Given task
Lift out each line of the data that holds "кнопку".
◇ ◇ ◇
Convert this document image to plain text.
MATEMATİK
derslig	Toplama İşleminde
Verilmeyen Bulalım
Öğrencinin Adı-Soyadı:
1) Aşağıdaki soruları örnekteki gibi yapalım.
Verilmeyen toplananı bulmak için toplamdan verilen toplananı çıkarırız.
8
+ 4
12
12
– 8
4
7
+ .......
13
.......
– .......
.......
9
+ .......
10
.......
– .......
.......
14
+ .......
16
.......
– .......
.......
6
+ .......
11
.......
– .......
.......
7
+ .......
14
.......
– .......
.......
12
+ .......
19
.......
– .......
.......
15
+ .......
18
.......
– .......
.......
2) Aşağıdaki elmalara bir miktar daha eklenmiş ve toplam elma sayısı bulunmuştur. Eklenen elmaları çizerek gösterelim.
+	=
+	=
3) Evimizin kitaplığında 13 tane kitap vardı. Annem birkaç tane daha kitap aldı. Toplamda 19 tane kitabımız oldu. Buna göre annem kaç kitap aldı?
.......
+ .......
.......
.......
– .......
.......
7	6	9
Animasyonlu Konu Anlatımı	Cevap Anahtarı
◇ ◇ ◇
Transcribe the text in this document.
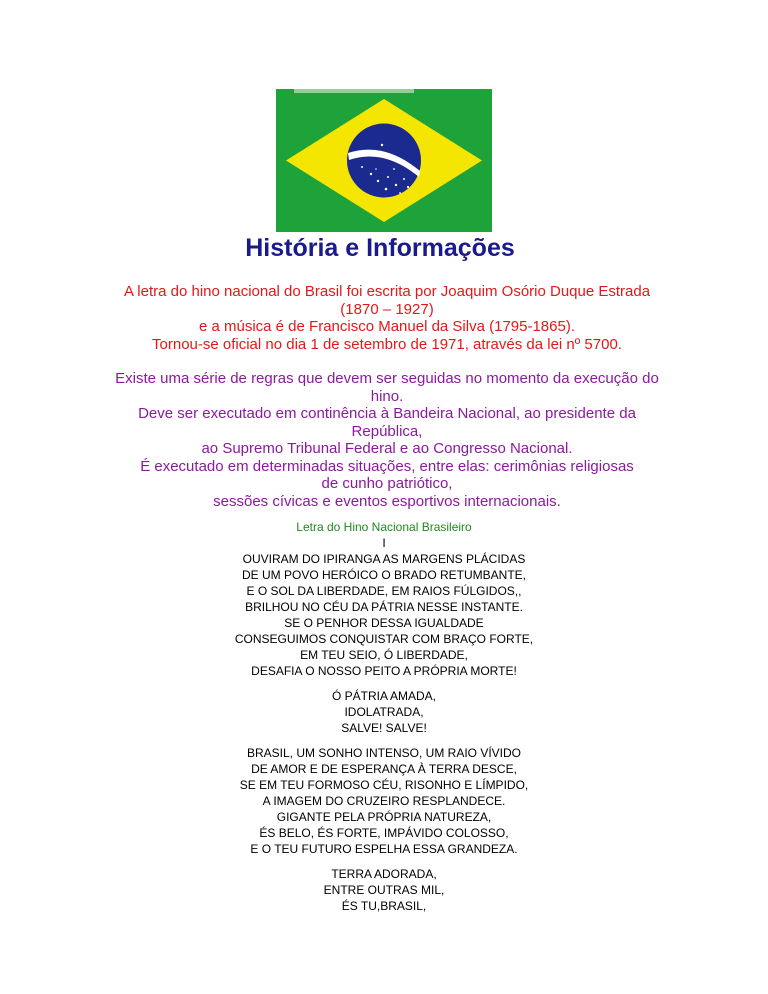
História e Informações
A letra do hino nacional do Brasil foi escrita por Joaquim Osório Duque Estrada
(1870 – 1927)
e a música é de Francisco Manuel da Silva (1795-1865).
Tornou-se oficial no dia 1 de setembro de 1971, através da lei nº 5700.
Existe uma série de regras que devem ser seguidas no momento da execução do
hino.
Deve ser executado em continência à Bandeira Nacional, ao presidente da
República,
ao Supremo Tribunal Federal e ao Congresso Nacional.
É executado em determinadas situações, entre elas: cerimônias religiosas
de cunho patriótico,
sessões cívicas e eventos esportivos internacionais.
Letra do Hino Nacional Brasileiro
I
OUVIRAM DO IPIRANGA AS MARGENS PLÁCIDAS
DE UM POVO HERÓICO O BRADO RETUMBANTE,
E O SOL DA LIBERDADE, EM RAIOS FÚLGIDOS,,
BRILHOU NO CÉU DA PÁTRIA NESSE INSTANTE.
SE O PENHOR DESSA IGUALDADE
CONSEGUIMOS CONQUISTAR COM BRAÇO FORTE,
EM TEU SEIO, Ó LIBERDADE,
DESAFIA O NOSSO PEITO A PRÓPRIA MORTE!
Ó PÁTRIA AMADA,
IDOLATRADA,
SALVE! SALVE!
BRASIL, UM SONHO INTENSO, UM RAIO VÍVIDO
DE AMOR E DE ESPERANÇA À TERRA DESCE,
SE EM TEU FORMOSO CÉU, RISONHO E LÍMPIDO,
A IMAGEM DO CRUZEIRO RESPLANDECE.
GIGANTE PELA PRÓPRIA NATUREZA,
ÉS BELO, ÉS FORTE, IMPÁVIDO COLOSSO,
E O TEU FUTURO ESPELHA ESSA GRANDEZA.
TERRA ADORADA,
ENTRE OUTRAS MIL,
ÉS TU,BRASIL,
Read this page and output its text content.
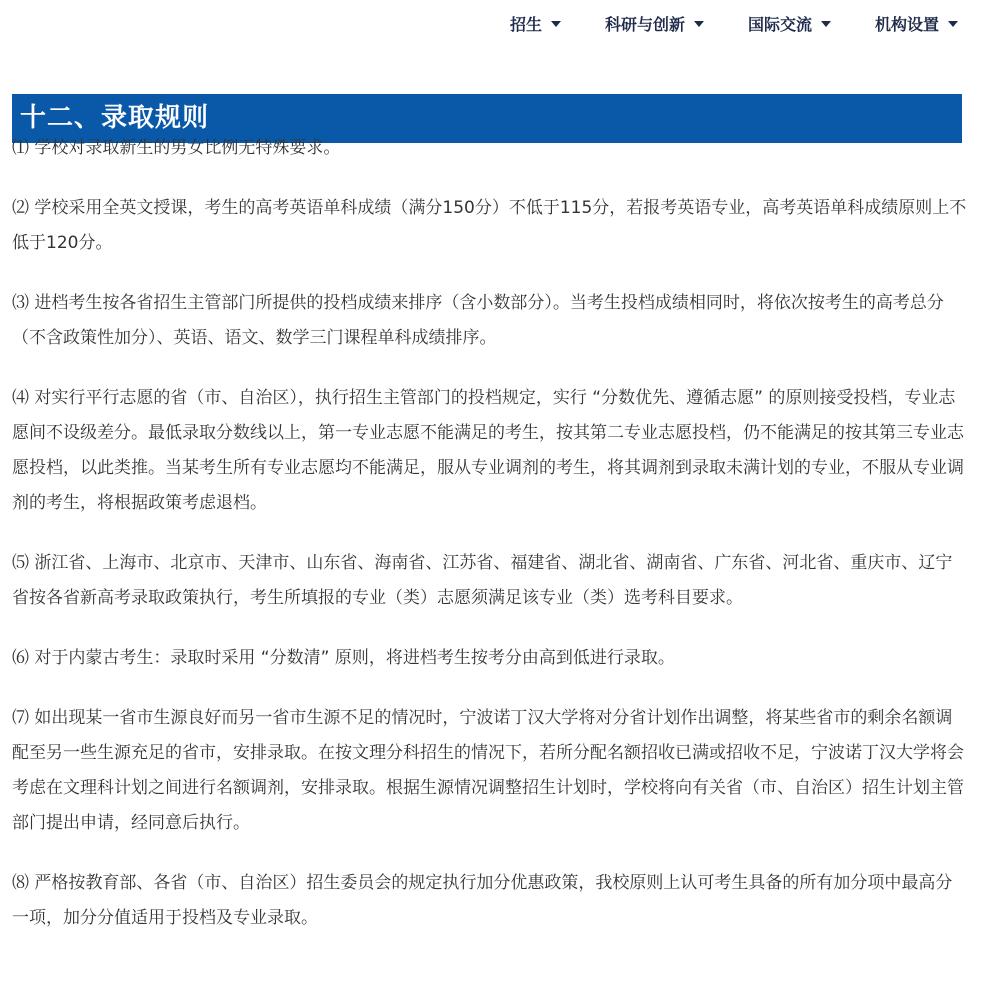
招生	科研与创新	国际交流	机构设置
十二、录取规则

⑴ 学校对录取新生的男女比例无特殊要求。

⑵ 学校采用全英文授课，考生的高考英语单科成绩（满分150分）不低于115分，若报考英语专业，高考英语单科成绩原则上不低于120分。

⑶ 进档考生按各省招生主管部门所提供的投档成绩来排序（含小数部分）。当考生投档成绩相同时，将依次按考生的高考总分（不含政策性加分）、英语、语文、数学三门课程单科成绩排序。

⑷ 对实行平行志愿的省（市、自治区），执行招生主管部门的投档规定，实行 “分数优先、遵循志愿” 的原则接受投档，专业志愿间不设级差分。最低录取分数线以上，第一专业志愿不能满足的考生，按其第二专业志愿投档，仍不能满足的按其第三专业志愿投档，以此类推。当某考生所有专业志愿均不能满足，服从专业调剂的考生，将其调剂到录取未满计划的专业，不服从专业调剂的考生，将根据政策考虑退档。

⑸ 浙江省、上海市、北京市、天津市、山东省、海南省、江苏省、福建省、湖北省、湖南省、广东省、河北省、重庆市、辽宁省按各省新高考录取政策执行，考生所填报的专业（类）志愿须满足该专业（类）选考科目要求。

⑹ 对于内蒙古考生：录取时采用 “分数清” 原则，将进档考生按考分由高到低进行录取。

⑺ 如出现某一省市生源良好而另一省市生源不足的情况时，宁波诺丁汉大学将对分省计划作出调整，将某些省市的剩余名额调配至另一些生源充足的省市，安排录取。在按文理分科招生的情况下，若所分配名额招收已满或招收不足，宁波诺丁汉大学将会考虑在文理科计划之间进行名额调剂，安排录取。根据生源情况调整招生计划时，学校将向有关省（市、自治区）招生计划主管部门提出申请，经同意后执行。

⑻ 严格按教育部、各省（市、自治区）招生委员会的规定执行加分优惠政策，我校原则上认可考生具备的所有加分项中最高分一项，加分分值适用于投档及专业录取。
◇ ◇ ◇
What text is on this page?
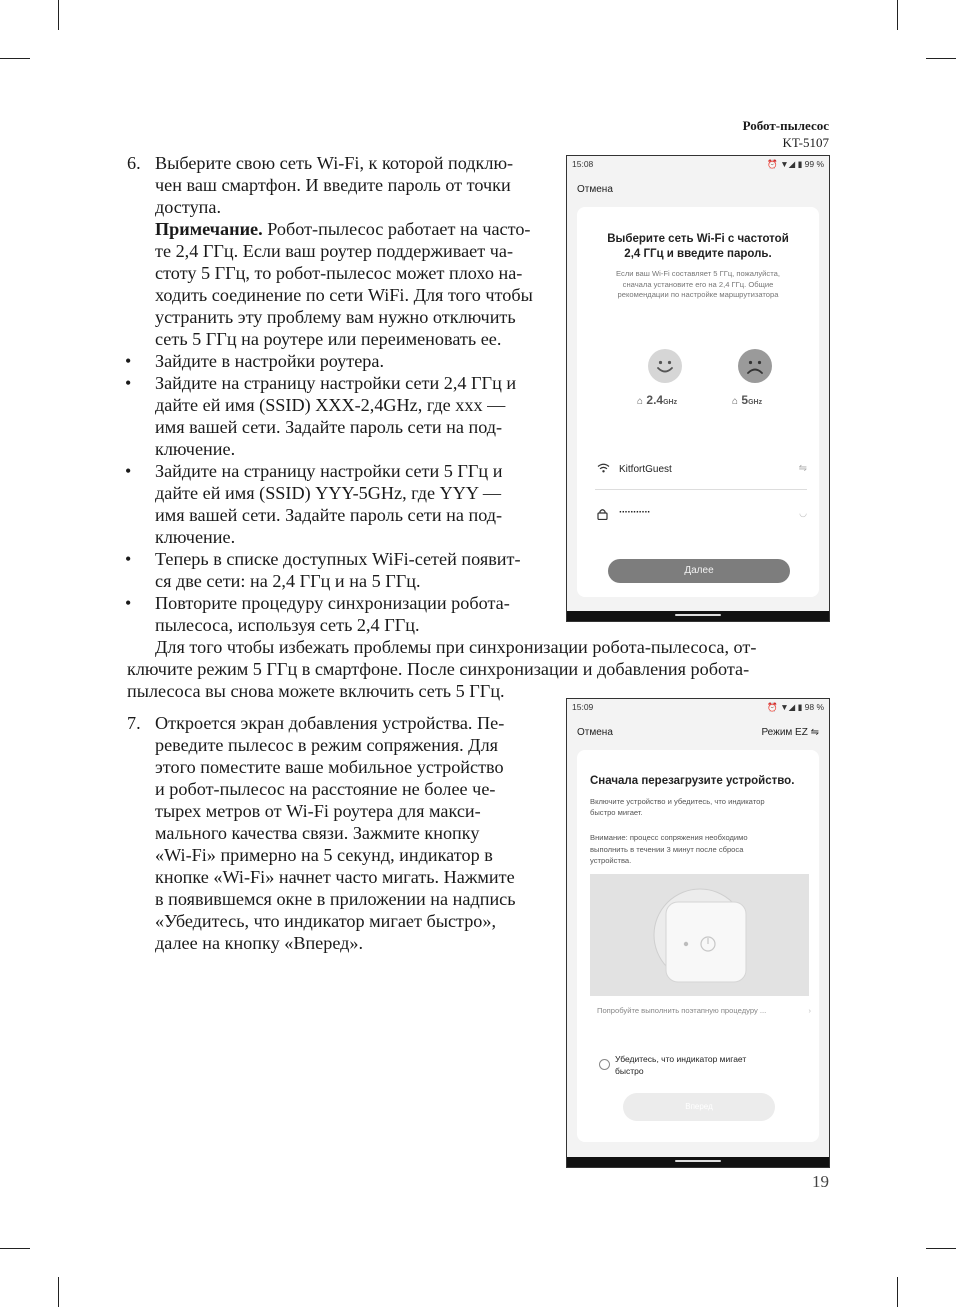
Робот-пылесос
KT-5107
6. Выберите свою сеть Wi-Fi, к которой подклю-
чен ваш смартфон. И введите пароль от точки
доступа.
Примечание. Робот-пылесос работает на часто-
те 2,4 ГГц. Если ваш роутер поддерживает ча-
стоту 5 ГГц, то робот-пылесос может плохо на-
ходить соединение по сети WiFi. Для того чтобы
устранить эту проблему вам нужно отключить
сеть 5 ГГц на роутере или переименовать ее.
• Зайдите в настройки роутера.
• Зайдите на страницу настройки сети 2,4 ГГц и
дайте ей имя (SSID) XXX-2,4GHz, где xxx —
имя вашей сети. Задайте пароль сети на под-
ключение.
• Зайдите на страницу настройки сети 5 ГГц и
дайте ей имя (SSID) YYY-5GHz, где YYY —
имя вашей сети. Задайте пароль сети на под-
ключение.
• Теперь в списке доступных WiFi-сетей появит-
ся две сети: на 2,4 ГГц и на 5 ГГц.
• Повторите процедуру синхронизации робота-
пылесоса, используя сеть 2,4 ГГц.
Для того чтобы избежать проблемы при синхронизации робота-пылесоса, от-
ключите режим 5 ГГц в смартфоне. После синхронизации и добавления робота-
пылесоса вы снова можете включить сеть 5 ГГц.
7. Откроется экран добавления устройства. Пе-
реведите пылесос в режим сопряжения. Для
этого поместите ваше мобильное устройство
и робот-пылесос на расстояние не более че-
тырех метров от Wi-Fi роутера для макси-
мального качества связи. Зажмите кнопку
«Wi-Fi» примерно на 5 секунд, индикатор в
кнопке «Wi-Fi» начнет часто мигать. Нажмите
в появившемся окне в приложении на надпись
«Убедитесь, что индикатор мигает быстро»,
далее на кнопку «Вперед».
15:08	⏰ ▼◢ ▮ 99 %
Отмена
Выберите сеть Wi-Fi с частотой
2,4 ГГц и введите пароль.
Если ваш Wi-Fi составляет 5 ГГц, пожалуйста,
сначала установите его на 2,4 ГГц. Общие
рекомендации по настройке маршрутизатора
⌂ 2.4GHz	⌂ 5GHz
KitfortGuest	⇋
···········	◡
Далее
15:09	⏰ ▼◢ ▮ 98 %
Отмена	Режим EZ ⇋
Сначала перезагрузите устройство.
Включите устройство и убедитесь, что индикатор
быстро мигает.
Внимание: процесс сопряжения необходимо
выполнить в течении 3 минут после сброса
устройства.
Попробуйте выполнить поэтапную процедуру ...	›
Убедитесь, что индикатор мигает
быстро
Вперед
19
◇ ◇ ◇
Worked solution
мального качества связи. Зажмите кнопку
далее на кнопку «Вперед».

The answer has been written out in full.